A run of records
::::::

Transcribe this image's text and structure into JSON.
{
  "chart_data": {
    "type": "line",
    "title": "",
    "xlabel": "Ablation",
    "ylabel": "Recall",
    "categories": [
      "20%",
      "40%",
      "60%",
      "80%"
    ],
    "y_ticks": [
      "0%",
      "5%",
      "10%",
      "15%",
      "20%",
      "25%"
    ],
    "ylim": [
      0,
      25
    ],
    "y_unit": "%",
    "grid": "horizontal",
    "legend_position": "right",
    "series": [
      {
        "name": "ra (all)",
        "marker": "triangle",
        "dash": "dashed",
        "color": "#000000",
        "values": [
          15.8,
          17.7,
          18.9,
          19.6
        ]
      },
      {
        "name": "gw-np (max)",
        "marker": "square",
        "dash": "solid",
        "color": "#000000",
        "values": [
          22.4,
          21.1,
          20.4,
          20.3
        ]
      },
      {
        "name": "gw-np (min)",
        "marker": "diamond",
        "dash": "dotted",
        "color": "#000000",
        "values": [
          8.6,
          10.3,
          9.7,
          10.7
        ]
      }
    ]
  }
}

::::::

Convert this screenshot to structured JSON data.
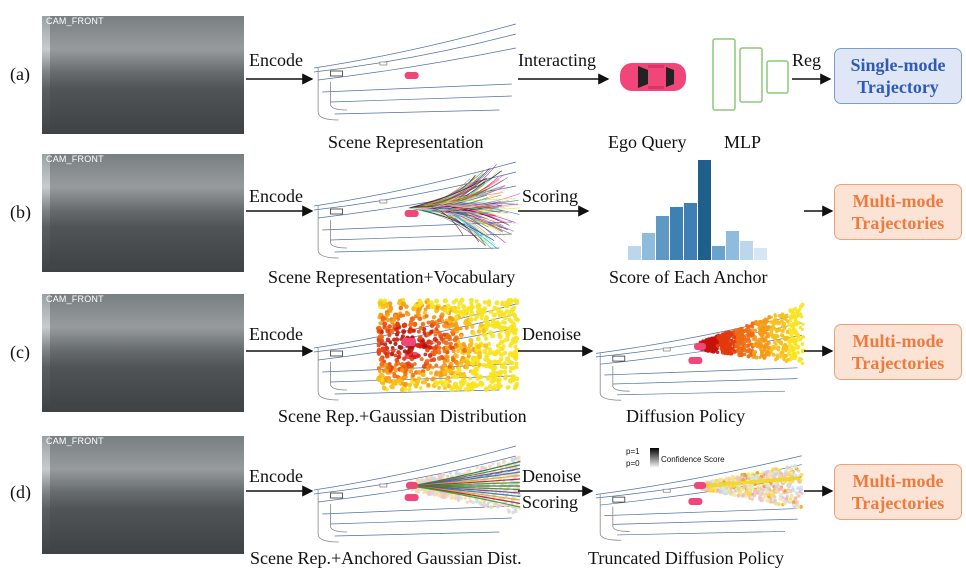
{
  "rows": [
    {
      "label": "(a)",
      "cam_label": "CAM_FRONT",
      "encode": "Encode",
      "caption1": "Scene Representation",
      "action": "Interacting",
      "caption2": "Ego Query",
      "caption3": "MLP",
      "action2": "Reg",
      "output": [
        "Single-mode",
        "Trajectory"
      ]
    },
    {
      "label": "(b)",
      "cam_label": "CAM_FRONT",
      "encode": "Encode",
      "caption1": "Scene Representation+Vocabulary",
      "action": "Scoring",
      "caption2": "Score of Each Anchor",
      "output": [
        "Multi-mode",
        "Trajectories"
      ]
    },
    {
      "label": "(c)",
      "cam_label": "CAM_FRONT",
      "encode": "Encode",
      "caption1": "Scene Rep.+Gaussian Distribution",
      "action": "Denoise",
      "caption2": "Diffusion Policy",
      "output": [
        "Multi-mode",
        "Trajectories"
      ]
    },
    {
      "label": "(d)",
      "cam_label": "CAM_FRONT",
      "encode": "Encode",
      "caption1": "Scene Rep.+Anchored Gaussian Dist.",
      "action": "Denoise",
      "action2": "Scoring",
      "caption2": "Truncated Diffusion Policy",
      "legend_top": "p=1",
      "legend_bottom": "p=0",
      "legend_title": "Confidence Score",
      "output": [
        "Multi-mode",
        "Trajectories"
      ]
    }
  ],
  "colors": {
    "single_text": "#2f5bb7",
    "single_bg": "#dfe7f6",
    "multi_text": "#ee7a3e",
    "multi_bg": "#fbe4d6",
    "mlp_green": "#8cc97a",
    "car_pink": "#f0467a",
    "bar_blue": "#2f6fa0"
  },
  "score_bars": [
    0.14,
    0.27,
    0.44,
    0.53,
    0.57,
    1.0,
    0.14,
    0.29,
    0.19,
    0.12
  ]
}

::::::

> Exercise aim
Of the lines above, how many contain the word "Diffusion"? Provide the number and nothing else.

> The answer
2